▸ **DATA TO PROCESS**
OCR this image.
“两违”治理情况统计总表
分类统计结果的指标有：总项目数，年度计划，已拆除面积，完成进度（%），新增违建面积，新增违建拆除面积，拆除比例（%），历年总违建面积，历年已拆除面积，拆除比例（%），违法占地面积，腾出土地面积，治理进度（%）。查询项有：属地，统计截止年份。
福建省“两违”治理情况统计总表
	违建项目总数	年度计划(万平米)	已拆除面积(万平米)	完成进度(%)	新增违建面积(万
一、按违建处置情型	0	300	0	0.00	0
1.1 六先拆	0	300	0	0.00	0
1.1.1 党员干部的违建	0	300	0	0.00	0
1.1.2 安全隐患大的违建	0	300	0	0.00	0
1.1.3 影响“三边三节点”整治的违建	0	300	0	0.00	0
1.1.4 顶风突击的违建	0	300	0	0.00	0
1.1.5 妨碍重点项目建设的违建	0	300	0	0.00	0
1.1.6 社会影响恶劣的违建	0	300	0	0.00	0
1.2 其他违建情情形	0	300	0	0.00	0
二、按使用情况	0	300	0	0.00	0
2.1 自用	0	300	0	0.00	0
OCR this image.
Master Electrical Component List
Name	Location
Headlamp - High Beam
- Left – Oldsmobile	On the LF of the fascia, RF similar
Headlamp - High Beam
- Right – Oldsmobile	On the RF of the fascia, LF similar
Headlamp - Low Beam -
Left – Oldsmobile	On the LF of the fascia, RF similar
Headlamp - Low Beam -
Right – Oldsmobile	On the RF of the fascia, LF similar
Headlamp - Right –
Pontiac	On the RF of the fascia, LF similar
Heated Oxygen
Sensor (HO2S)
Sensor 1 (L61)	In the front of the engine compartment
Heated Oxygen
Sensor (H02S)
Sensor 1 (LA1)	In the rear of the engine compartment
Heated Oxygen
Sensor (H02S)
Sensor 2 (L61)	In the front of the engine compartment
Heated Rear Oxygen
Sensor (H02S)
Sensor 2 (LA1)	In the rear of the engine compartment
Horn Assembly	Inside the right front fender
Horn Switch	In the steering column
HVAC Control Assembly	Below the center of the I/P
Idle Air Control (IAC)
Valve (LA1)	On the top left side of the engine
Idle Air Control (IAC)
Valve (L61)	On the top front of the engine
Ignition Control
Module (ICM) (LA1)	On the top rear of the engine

▸ **TASK DESCRIPTION**
Copy out all of the lines above exactly.

▸ **FINISHED ANSWER**
OCR this image.
“两违”治理情况统计总表
分类统计结果的指标有：总项目数，年度计划，已拆除面积，完成进度（%），新增违建面积，新增违建拆除面积，拆除比例（%），历年总违建面积，历年已拆除面积，拆除比例（%），违法占地面积，腾出土地面积，治理进度（%）。查询项有：属地，统计截止年份。
福建省“两违”治理情况统计总表
	违建项目总数	年度计划(万平米)	已拆除面积(万平米)	完成进度(%)	新增违建面积(万
一、按违建处置情型	0	300	0	0.00	0
1.1 六先拆	0	300	0	0.00	0
1.1.1 党员干部的违建	0	300	0	0.00	0
1.1.2 安全隐患大的违建	0	300	0	0.00	0
1.1.3 影响“三边三节点”整治的违建	0	300	0	0.00	0
1.1.4 顶风突击的违建	0	300	0	0.00	0
1.1.5 妨碍重点项目建设的违建	0	300	0	0.00	0
1.1.6 社会影响恶劣的违建	0	300	0	0.00	0
1.2 其他违建情情形	0	300	0	0.00	0
二、按使用情况	0	300	0	0.00	0
2.1 自用	0	300	0	0.00	0
OCR this image.
Master Electrical Component List
Name	Location
Headlamp - High Beam
- Left – Oldsmobile	On the LF of the fascia, RF similar
Headlamp - High Beam
- Right – Oldsmobile	On the RF of the fascia, LF similar
Headlamp - Low Beam -
Left – Oldsmobile	On the LF of the fascia, RF similar
Headlamp - Low Beam -
Right – Oldsmobile	On the RF of the fascia, LF similar
Headlamp - Right –
Pontiac	On the RF of the fascia, LF similar
Heated Oxygen
Sensor (HO2S)
Sensor 1 (L61)	In the front of the engine compartment
Heated Oxygen
Sensor (H02S)
Sensor 1 (LA1)	In the rear of the engine compartment
Heated Oxygen
Sensor (H02S)
Sensor 2 (L61)	In the front of the engine compartment
Heated Rear Oxygen
Sensor (H02S)
Sensor 2 (LA1)	In the rear of the engine compartment
Horn Assembly	Inside the right front fender
Horn Switch	In the steering column
HVAC Control Assembly	Below the center of the I/P
Idle Air Control (IAC)
Valve (LA1)	On the top left side of the engine
Idle Air Control (IAC)
Valve (L61)	On the top front of the engine
Ignition Control
Module (ICM) (LA1)	On the top rear of the engine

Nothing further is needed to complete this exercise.